*Task requirements*
Only the number is wanted: count the lines that contain "luyện".

*Records shown*
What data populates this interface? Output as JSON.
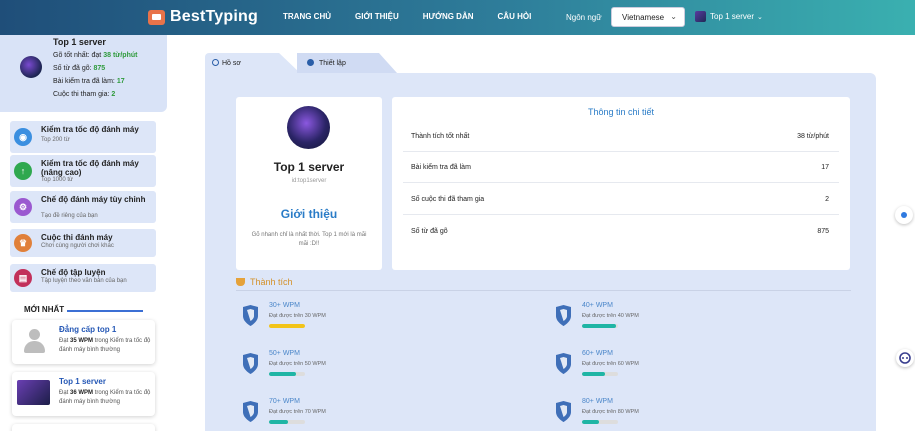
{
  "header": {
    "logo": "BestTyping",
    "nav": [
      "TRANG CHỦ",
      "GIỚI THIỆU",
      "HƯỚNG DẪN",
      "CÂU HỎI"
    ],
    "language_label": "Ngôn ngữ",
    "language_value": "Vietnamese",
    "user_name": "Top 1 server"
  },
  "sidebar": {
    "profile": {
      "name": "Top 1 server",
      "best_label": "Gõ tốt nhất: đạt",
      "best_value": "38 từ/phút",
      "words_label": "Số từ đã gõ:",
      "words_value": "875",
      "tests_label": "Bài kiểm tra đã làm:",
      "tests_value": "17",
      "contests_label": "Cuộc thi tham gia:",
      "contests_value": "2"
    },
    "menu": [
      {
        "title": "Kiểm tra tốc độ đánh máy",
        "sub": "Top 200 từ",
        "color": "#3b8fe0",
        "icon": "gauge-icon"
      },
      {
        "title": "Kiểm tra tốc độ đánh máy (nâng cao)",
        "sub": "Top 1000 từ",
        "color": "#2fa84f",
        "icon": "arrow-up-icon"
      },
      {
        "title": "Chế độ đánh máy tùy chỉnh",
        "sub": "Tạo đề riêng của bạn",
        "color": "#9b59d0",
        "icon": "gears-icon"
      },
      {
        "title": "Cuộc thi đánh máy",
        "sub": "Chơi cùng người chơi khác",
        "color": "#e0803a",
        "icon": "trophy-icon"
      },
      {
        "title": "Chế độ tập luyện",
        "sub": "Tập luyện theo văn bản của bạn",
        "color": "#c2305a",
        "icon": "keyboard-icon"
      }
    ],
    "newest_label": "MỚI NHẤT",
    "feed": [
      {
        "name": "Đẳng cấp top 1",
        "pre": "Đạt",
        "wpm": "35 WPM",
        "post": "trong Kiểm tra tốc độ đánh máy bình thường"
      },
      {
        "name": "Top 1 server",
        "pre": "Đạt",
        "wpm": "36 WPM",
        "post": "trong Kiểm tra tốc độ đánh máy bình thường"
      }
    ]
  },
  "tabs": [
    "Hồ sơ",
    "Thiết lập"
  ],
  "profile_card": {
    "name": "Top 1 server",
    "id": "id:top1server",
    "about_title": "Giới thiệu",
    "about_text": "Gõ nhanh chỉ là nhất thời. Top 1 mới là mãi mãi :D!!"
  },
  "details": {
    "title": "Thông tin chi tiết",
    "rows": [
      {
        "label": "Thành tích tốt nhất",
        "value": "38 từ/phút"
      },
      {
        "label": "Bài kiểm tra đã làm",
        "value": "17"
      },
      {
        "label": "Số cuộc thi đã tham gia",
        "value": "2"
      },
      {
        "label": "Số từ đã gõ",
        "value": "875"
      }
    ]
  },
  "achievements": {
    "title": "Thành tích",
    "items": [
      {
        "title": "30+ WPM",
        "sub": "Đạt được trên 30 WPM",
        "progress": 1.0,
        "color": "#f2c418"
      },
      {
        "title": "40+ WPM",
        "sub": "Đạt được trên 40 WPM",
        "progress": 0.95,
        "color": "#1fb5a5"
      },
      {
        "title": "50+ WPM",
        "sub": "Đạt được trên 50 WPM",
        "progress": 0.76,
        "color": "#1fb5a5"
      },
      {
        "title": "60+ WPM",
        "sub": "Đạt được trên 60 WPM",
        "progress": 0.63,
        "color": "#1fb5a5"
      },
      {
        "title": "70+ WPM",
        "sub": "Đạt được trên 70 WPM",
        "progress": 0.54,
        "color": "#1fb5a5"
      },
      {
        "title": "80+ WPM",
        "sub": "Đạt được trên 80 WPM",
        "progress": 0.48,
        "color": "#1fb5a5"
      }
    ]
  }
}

*Solved exercise*
2